— Given problem —
Tally the lines containing "JSON" and report the number alone.

(Stored entries)
=-=-=
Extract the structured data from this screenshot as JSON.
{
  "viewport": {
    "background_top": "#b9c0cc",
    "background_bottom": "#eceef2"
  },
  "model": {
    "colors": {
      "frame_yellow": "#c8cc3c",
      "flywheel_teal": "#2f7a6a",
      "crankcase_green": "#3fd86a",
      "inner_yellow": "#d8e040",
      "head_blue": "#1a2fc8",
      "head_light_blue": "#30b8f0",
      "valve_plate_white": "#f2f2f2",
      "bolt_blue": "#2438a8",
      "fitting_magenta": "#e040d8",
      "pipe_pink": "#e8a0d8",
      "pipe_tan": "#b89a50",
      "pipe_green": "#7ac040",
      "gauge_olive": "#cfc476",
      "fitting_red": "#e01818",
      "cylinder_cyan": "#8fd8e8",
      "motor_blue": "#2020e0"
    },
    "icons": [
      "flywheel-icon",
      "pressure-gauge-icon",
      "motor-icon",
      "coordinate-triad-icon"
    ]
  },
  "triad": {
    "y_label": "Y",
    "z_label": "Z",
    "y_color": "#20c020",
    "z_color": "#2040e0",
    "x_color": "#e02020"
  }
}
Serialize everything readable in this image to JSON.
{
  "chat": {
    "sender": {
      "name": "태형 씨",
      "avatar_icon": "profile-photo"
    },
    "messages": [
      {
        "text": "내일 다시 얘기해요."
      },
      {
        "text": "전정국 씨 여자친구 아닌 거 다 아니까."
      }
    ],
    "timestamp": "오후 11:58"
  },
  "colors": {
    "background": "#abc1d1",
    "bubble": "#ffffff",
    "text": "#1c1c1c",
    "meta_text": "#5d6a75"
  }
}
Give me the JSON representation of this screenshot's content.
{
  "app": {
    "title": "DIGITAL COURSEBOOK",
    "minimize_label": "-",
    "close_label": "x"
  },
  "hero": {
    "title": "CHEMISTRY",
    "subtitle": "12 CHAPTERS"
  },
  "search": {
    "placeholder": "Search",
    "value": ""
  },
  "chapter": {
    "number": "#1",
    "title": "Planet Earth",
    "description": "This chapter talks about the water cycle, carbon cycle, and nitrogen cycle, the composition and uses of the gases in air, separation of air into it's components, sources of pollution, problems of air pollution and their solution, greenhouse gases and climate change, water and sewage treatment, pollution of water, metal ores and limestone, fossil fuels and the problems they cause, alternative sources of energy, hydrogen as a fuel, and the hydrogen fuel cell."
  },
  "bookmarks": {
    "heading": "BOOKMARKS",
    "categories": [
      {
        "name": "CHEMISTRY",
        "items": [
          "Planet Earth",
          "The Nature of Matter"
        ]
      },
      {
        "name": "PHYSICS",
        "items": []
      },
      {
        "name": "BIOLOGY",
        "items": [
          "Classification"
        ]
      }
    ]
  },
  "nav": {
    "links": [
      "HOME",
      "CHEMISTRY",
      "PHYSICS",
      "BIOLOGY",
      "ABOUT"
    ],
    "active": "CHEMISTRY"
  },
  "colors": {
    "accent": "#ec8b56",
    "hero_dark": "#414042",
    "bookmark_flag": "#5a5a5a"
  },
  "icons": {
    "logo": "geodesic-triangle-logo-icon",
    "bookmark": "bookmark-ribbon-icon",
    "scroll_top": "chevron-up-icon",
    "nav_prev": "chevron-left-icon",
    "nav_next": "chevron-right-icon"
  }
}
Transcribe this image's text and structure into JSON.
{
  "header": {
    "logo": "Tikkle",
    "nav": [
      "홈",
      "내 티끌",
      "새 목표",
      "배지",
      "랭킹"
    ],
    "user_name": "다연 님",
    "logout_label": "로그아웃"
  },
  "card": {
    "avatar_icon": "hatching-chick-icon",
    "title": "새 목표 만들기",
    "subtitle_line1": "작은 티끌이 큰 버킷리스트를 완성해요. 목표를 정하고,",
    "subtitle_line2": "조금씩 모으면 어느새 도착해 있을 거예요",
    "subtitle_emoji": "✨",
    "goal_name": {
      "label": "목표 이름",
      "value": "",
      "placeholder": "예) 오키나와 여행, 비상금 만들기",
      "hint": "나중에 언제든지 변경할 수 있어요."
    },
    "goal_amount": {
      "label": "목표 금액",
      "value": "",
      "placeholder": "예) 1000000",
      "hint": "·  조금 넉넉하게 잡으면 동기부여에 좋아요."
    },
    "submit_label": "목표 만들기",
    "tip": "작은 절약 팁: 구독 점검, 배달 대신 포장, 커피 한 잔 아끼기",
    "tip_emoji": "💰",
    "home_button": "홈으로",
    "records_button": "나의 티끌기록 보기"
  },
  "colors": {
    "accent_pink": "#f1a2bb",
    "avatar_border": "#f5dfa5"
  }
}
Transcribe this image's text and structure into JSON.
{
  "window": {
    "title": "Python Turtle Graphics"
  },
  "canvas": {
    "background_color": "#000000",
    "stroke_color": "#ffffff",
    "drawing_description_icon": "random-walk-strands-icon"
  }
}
=-=-=
— Reply —
5